Por lo tanto, el sofista tiene que enseñar lo que se considera justo en cada uno de los diferentes Estados. No se puede plantear o contestar la pregunta: «¿Qué es la justicia?», sino solamente las preguntas: «¿Qué es la justicia-en-Atenas?» y «¿Qué es la justicia-en-Corinto?». De esto parece desprenderse una consecuencia importante, que refuerza y es reforzada por el nuevo matiz que se dio a la distinción entre naturaleza y convención. Si se pide meramente a un individuo que advierta que los criterios prevalecientes varían de ciudad a ciudad no se le ofrece ningún criterio para guiar sus propias acciones. De esto no puede extraer nada para contestar a las preguntas: «¿Qué debo hacer?» y «¿Cómo he de vivir?». Tiene que elegir por sí mismo entre los diferentes criterios de diferentes Estados («¿Dónde y cómo elegiré vivir?») y también decidir si ha de considerar con algún respeto las normas que prevalecen en el lugar donde se encuentra ocasionalmente. Pero como los sofistas definen todo el vocabulario moral en términos de las prácticas prevalecientes en los diferentes Estados y como ellas ex hypothesi no pueden proporcionar una respuesta a estas preguntas cruciales, tanto las preguntas: «¿Qué debo hacer?» y «¿Cómo he de vivir?» como sus posibles respuestas tienen que ser consideradas como no morales y pre-morales. En este momento se descubre un nuevo uso para la distinción entre naturaleza (φύσις) y convención (νόμος).
El hombre que vive en una ciudad dada y se adapta a las normas exigidas es un ser convencional; el que se encuentra en su elemento por igual en cualquier Estado o en ninguno, de acuerdo con sus propósitos personales y privados, es un ser natural. En cada hombre convencional se oculta un hombre natural. Esta doctrina descansa lisa y llanamente sobre la separación entre el punto de vista del agente individual y el de las convenciones socialmente establecidas cuya aceptación o rechazo cae bajo su responsabilidad. Si a esto se agrega una identificación de lo moral con lo convencional la identificación del agente premoral y no moral con el hombre natural es completa. El hombre natural no tiene normas morales propias y, por lo tanto, está libre de toda restricción por parte de los demás. Todos los hombres son por naturaleza lobos u ovejas: persiguen o son perseguidos.

**Ítems proporcionados**
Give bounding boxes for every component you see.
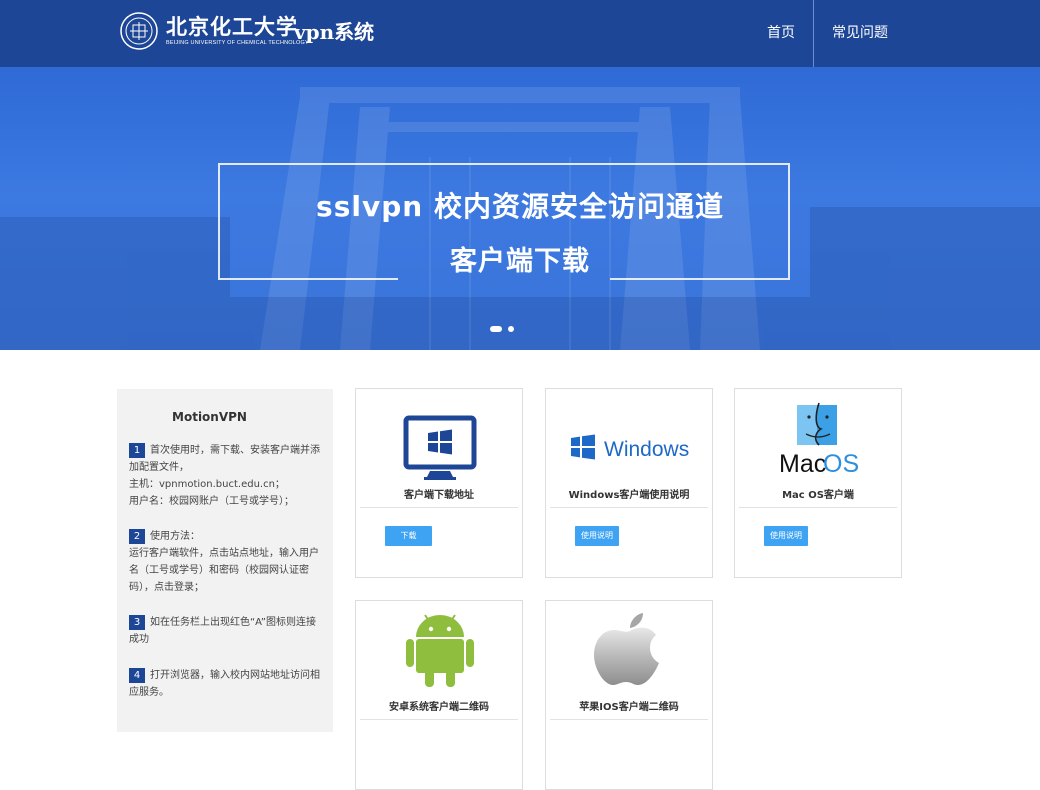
android-icon [406,614,474,687]
step-detail: 用户名：校园网账户（工号或学号）； [129,496,294,507]
instructions-panel: MotionVPN 1 首次使用时，需下载、安装客户端并添加配置文件， 主机：vp… [117,389,333,732]
step-number: 3 [129,614,145,630]
carousel-indicators [490,326,514,332]
windows-wordmark: Windows [604,438,689,461]
card-divider [550,719,708,720]
card-client-download: 客户端下载地址 下载 [355,388,523,578]
step-4: 4 打开浏览器，输入校内网站地址访问相应服务。 [129,667,325,701]
nav-faq[interactable]: 常见问题 [814,0,1040,67]
windows-monitor-icon [403,415,477,480]
hero-banner: sslvpn 校内资源安全访问通道 客户端下载 [0,67,1040,350]
step-text: 首次使用时，需下载、安装客户端并添加配置文件， [129,445,320,473]
logo-english-name: BEIJING UNIVERSITY OF CHEMICAL TECHNOLOG… [166,40,309,46]
university-logo[interactable]: 北京化工大学 BEIJING UNIVERSITY OF CHEMICAL TE… [120,9,309,53]
apple-icon [594,613,659,685]
card-divider [550,507,708,508]
step-number: 2 [129,528,145,544]
site-header: 北京化工大学 BEIJING UNIVERSITY OF CHEMICAL TE… [0,0,1040,67]
card-ios-qr: 苹果IOS客户端二维码 [545,600,713,790]
carousel-dot-active[interactable] [490,326,502,332]
card-title: Mac OS客户端 [782,490,854,501]
logo-chinese-name: 北京化工大学 [166,14,298,39]
card-title: Windows客户端使用说明 [568,490,690,501]
step-1: 1 首次使用时，需下载、安装客户端并添加配置文件， 主机：vpnmotion.bu… [129,442,325,510]
step-text: 使用方法： [150,531,200,542]
svg-text:OS: OS [823,450,859,478]
step-detail: 运行客户端软件，点击站点地址，输入用户名（工号或学号）和密码（校园网认证密码），… [129,548,319,593]
step-number: 4 [129,667,145,683]
carousel-dot[interactable] [508,326,514,332]
step-2: 2 使用方法： 运行客户端软件，点击站点地址，输入用户名（工号或学号）和密码（校园… [129,528,325,596]
step-detail: 主机：vpnmotion.buct.edu.cn； [129,479,285,490]
step-3: 3 如在任务栏上出现红色“A”图标则连接成功 [129,614,325,648]
card-title: 客户端下载地址 [404,490,474,501]
download-button[interactable]: 下载 [385,526,432,546]
step-text: 如在任务栏上出现红色“A”图标则连接成功 [129,617,316,645]
step-text: 打开浏览器，输入校内网站地址访问相应服务。 [129,670,320,698]
system-title: vpn系统 [294,20,375,44]
card-macos-client: Mac OS Mac OS客户端 使用说明 [734,388,902,578]
top-nav: 首页 常见问题 [749,0,1040,67]
macos-guide-button[interactable]: 使用说明 [764,526,808,546]
banner-headline: sslvpn 校内资源安全访问通道 [316,190,724,223]
svg-text:Mac: Mac [779,450,826,478]
card-title: 安卓系统客户端二维码 [389,702,489,713]
card-divider [360,507,518,508]
banner-subheadline: 客户端下载 [450,246,590,277]
nav-home[interactable]: 首页 [749,0,813,67]
card-divider [739,507,897,508]
windows-logo-icon: Windows [571,434,689,461]
windows-guide-button[interactable]: 使用说明 [575,526,619,546]
panel-title: MotionVPN [172,410,247,424]
card-windows-guide: Windows Windows客户端使用说明 使用说明 [545,388,713,578]
university-seal-icon [120,12,158,50]
step-number: 1 [129,442,145,458]
card-title: 苹果IOS客户端二维码 [579,702,679,713]
card-divider [360,719,518,720]
card-android-qr: 安卓系统客户端二维码 [355,600,523,790]
mac-os-logo-icon: Mac OS [779,402,859,478]
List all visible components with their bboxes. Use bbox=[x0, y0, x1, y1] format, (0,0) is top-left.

**Tareas pendientes**
1. Responda, según el fragmento sobre los sofistas:
(a) ¿Qué dos preguntas sobre la justicia son las únicas que pueden plantearse?
(b) ¿Qué término griego se da para la convención?
(c) ¿Qué son todos los hombres por naturaleza?
2. Actualice el fragmento sobre los sofistas entre "El hombre que" y "o son perseguidos.", ambos incluidos, sustituyendo "convencional" por "establecido".
3. Prosiga el fragmento sobre los sofistas a partir de su última oración.
Los ítems no desempeñan ningún papel en este trabajo.

**Respuestas por tarea**
1.
(a) «¿Qué es la justicia-en-Atenas?» y «¿Qué es la justicia-en-Corinto?»
(b) νόμος
(c) Lobos u ovejas: persiguen o son perseguidos.

2.
El hombre que vive en una ciudad dada y se adapta a las normas exigidas es un ser establecido; el que se encuentra en su elemento por igual en cualquier Estado o en ninguno, de acuerdo con sus propósitos personales y privados, es un ser natural. En cada hombre establecido se oculta un hombre natural. Esta doctrina descansa lisa y llanamente sobre la separación entre el punto de vista del agente individual y el de las convenciones socialmente establecidas cuya aceptación o rechazo cae bajo su responsabilidad. Si a esto se agrega una identificación de lo moral con lo establecido la identificación del agente premoral y no moral con el hombre natural es completa. El hombre natural no tiene normas morales propias y, por lo tanto, está libre de toda restricción por parte de los demás. Todos los hombres son por naturaleza lobos u ovejas: persiguen o son perseguidos.

3.
El hombre natural, así concebido por los sofistas, tiene una larga historia por delante en la ética europea. Los detalles de su psicología variarán de escritor en escritor, pero casi siempre —aunque no en todos los casos— será agresivo y codicioso. La moralidad se explica como un compromiso necesario entre el deseo del hombre natural de agredir a los demás y su temor a ser atacado por los demás con fatales consecuencias. Un mutuo interés lleva a los hombres a unirse para establecer tanto reglas constrictivas que prohíban la agresión y la codicia como poderosos instrumentos para sancionar a quienes transgreden las reglas. Algunas reglas constituyen la moralidad y otras el derecho. La forma de contar este cuento de hadas intelectual admite una gran cantidad de variaciones, pero la persistencia de sus temas centrales, como los de todos los buenos cuentos de hadas, es notable. Y, sobre todo, en el centro de la explicación subsiste la idea de que la vida social es quizá cronológica y sin duda lógicamente secundaria con respecto a una forma de vida humana no social y carente de restricciones, donde lo que cada hombre hace es asunto de su natural psicología individual. ¿Tiene algún sentido esta noción de un hombre natural y presocial?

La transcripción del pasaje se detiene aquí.